- [PROBLEM DETAILS] State how many lines contain the string "工商银行", and write nothing else.

□ □ □ □

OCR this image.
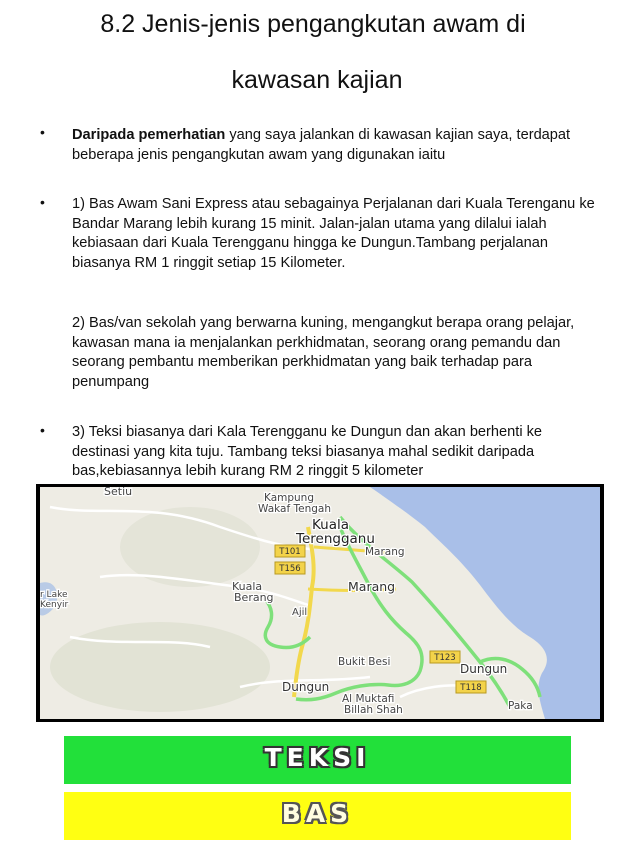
8.2 Jenis-jenis pengangkutan awam di
kawasan kajian
• Daripada pemerhatian yang saya jalankan di kawasan kajian saya, terdapat beberapa jenis pengangkutan awam yang digunakan iaitu

• 1) Bas Awam Sani Express atau sebagainya Perjalanan dari Kuala Terenganu ke Bandar Marang lebih kurang 15 minit. Jalan-jalan utama yang dilalui ialah kebiasaan dari Kuala Terengganu hingga ke Dungun.Tambang perjalanan biasanya RM 1 ringgit setiap 15 Kilometer.

2) Bas/van sekolah yang berwarna kuning, mengangkut berapa orang pelajar, kawasan mana ia menjalankan perkhidmatan, seorang orang pemandu dan seorang pembantu memberikan perkhidmatan yang baik terhadap para penumpang

• 3) Teksi biasanya dari Kala Terengganu ke Dungun dan akan berhenti ke destinasi yang kita tuju. Tambang teksi biasanya mahal sedikit daripada bas,kebiasannya lebih kurang RM 2 ringgit 5 kilometer

T101
T156
T123
T118
Setiu	Kampung
Wakaf Tengah
Kuala
Terengganu
Marang
Marang
Kuala
Berang
Ajil
r Lake
Kenyir
Bukit Besi	Dungun
Dungun
Al Muktafi
Billah Shah	Paka
TEKSI
BAS
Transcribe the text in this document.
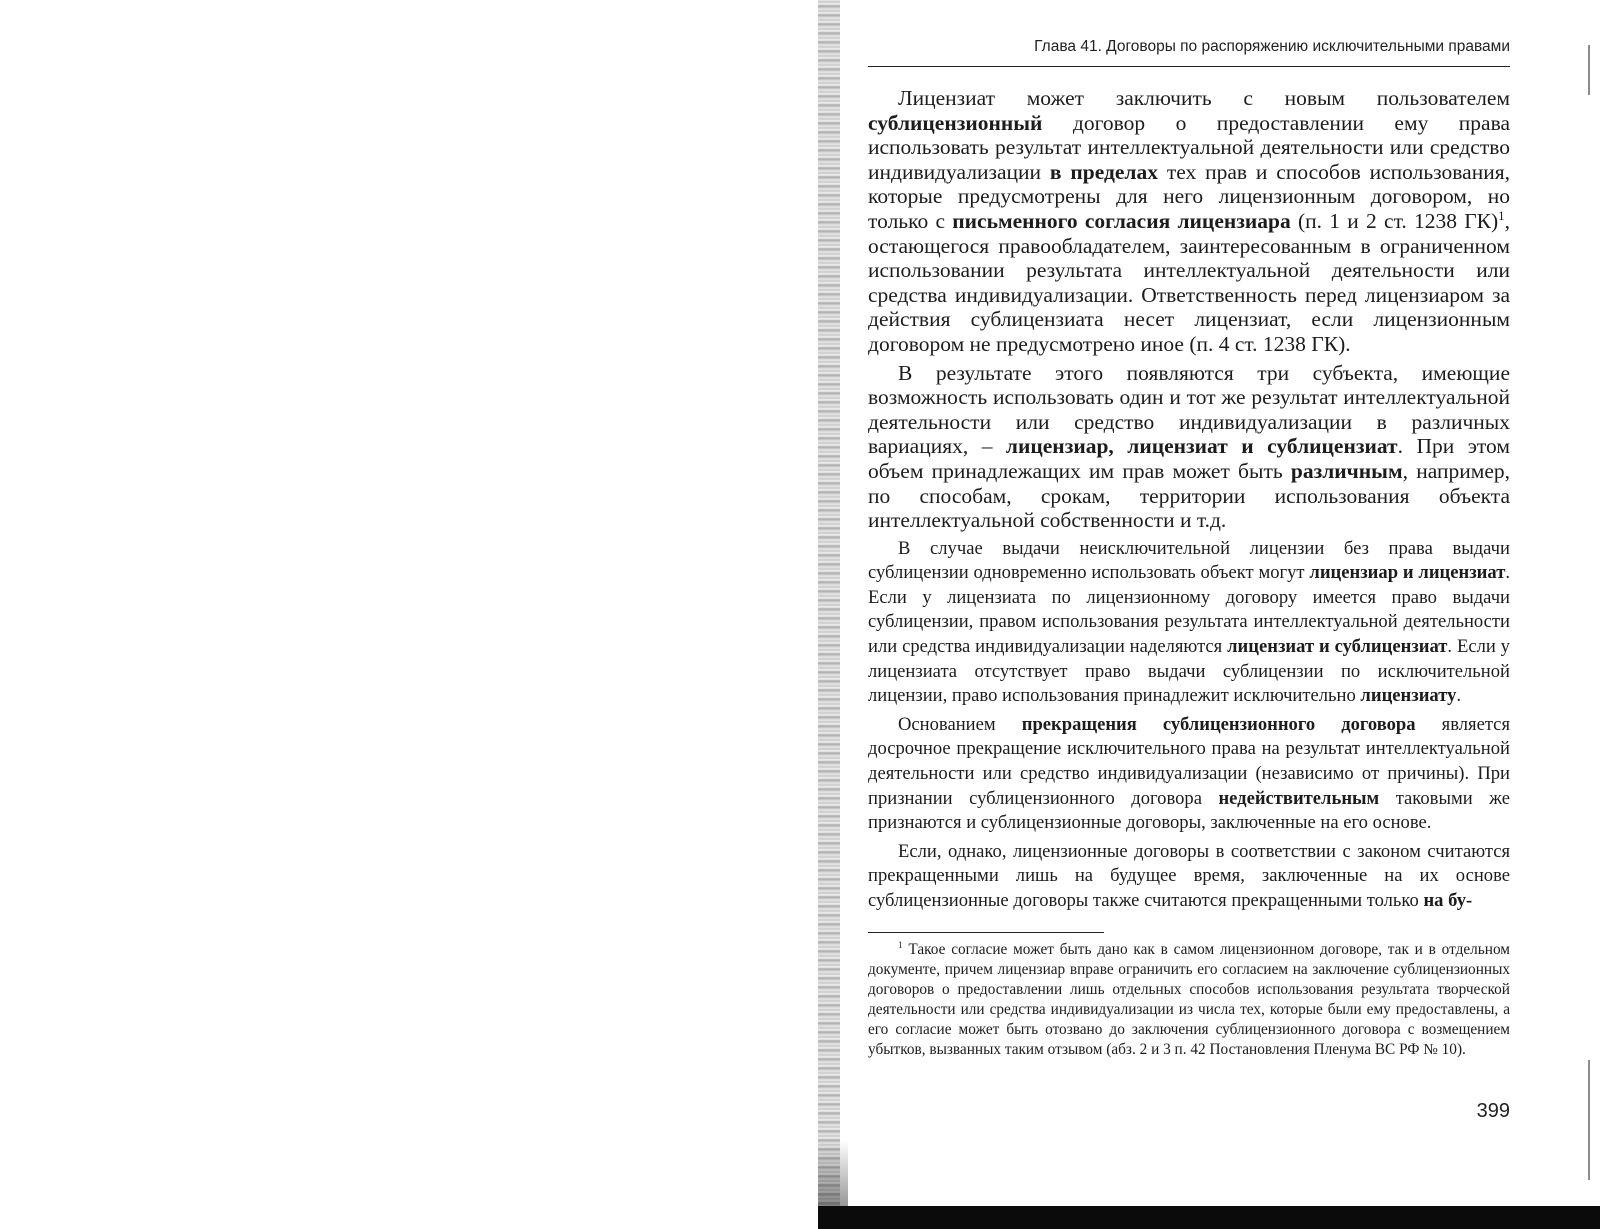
Глава 41. Договоры по распоряжению исключительными правами

Лицензиат может заключить с новым пользователем сублицензионный договор о предоставлении ему права использовать результат интеллектуальной деятельности или средство индивидуализации в пределах тех прав и способов использования, которые предусмотрены для него лицензионным договором, но только с письменного согласия лицензиара (п. 1 и 2 ст. 1238 ГК)$^1$, остающегося правообладателем, заинтересованным в ограниченном использовании результата интеллектуальной деятельности или средства индивидуализации. Ответственность перед лицензиаром за действия сублицензиата несет лицензиат, если лицензионным договором не предусмотрено иное (п. 4 ст. 1238 ГК).

В результате этого появляются три субъекта, имеющие возможность использовать один и тот же результат интеллектуальной деятельности или средство индивидуализации в различных вариациях, – лицензиар, лицензиат и сублицензиат. При этом объем принадлежащих им прав может быть различным, например, по способам, срокам, территории использования объекта интеллектуальной собственности и т.д.

В случае выдачи неисключительной лицензии без права выдачи сублицензии одновременно использовать объект могут лицензиар и лицензиат. Если у лицензиата по лицензионному договору имеется право выдачи сублицензии, правом использования результата интеллектуальной деятельности или средства индивидуализации наделяются лицензиат и сублицензиат. Если у лицензиата отсутствует право выдачи сублицензии по исключительной лицензии, право использования принадлежит исключительно лицензиату.

Основанием прекращения сублицензионного договора является досрочное прекращение исключительного права на результат интеллектуальной деятельности или средство индивидуализации (независимо от причины). При признании сублицензионного договора недействительным таковыми же признаются и сублицензионные договоры, заключенные на его основе.

Если, однако, лицензионные договоры в соответствии с законом считаются прекращенными лишь на будущее время, заключенные на их основе сублицензионные договоры также считаются прекращенными только на бу-

$^1$ Такое согласие может быть дано как в самом лицензионном договоре, так и в отдельном документе, причем лицензиар вправе ограничить его согласием на заключение сублицензионных договоров о предоставлении лишь отдельных способов использования результата творческой деятельности или средства индивидуализации из числа тех, которые были ему предоставлены, а его согласие может быть отозвано до заключения сублицензионного договора с возмещением убытков, вызванных таким отзывом (абз. 2 и 3 п. 42 Постановления Пленума ВС РФ № 10).

399
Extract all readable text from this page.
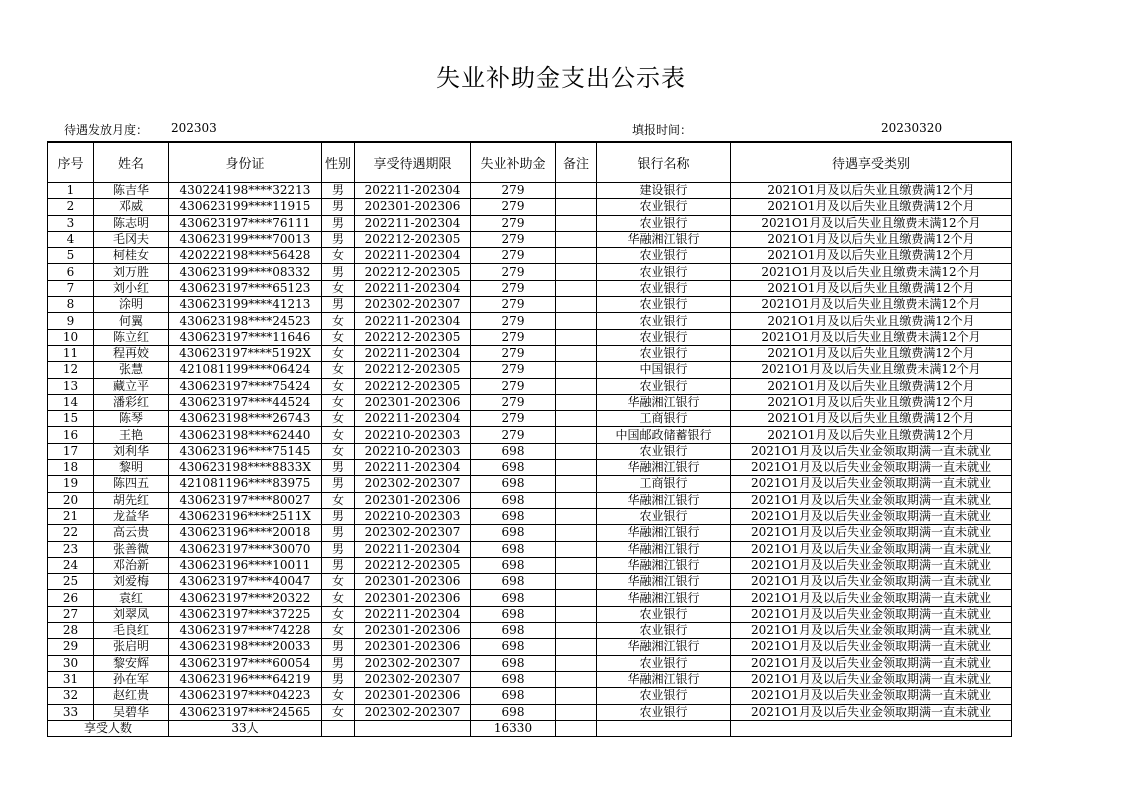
失业补助金支出公示表
待遇发放月度： 202303	填报时间：	20230320
序号	姓名	身份证	性别	享受待遇期限	失业补助金	备注	银行名称	待遇享受类别
1	陈吉华	430224198****32213	男	202211-202304	279		建设银行	2021O1月及以后失业且缴费满12个月
2	邓威	430623199****11915	男	202301-202306	279		农业银行	2021O1月及以后失业且缴费满12个月
3	陈志明	430623197****76111	男	202211-202304	279		农业银行	2021O1月及以后失业且缴费未满12个月
4	毛冈夫	430623199****70013	男	202212-202305	279		华融湘江银行	2021O1月及以后失业且缴费满12个月
5	柯桂女	420222198****56428	女	202211-202304	279		农业银行	2021O1月及以后失业且缴费满12个月
6	刘万胜	430623199****08332	男	202212-202305	279		农业银行	2021O1月及以后失业且缴费未满12个月
7	刘小红	430623197****65123	女	202211-202304	279		农业银行	2021O1月及以后失业且缴费满12个月
8	涂明	430623199****41213	男	202302-202307	279		农业银行	2021O1月及以后失业且缴费未满12个月
9	何翼	430623198****24523	女	202211-202304	279		农业银行	2021O1月及以后失业且缴费满12个月
10	陈立红	430623197****11646	女	202212-202305	279		农业银行	2021O1月及以后失业且缴费未满12个月
11	程再姣	430623197****5192X	女	202211-202304	279		农业银行	2021O1月及以后失业且缴费满12个月
12	张慧	421081199****06424	女	202212-202305	279		中国银行	2021O1月及以后失业且缴费未满12个月
13	藏立平	430623197****75424	女	202212-202305	279		农业银行	2021O1月及以后失业且缴费满12个月
14	潘彩红	430623197****44524	女	202301-202306	279		华融湘江银行	2021O1月及以后失业且缴费满12个月
15	陈琴	430623198****26743	女	202211-202304	279		工商银行	2021O1月及以后失业且缴费满12个月
16	王艳	430623198****62440	女	202210-202303	279		中国邮政储蓄银行	2021O1月及以后失业且缴费满12个月
17	刘利华	430623196****75145	女	202210-202303	698		农业银行	2021O1月及以后失业金领取期满一直未就业
18	黎明	430623198****8833X	男	202211-202304	698		华融湘江银行	2021O1月及以后失业金领取期满一直未就业
19	陈四五	421081196****83975	男	202302-202307	698		工商银行	2021O1月及以后失业金领取期满一直未就业
20	胡先红	430623197****80027	女	202301-202306	698		华融湘江银行	2021O1月及以后失业金领取期满一直未就业
21	龙益华	430623196****2511X	男	202210-202303	698		农业银行	2021O1月及以后失业金领取期满一直未就业
22	高云贵	430623196****20018	男	202302-202307	698		华融湘江银行	2021O1月及以后失业金领取期满一直未就业
23	张善微	430623197****30070	男	202211-202304	698		华融湘江银行	2021O1月及以后失业金领取期满一直未就业
24	邓治新	430623196****10011	男	202212-202305	698		华融湘江银行	2021O1月及以后失业金领取期满一直未就业
25	刘爱梅	430623197****40047	女	202301-202306	698		华融湘江银行	2021O1月及以后失业金领取期满一直未就业
26	袁红	430623197****20322	女	202301-202306	698		华融湘江银行	2021O1月及以后失业金领取期满一直未就业
27	刘翠凤	430623197****37225	女	202211-202304	698		农业银行	2021O1月及以后失业金领取期满一直未就业
28	毛良红	430623197****74228	女	202301-202306	698		农业银行	2021O1月及以后失业金领取期满一直未就业
29	张启明	430623198****20033	男	202301-202306	698		华融湘江银行	2021O1月及以后失业金领取期满一直未就业
30	黎安辉	430623197****60054	男	202302-202307	698		农业银行	2021O1月及以后失业金领取期满一直未就业
31	孙在军	430623196****64219	男	202302-202307	698		华融湘江银行	2021O1月及以后失业金领取期满一直未就业
32	赵红贵	430623197****04223	女	202301-202306	698		农业银行	2021O1月及以后失业金领取期满一直未就业
33	吴碧华	430623197****24565	女	202302-202307	698		农业银行	2021O1月及以后失业金领取期满一直未就业
享受人数		33人			16330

□ □ □ □

- [PROBLEM SOLUTION] 2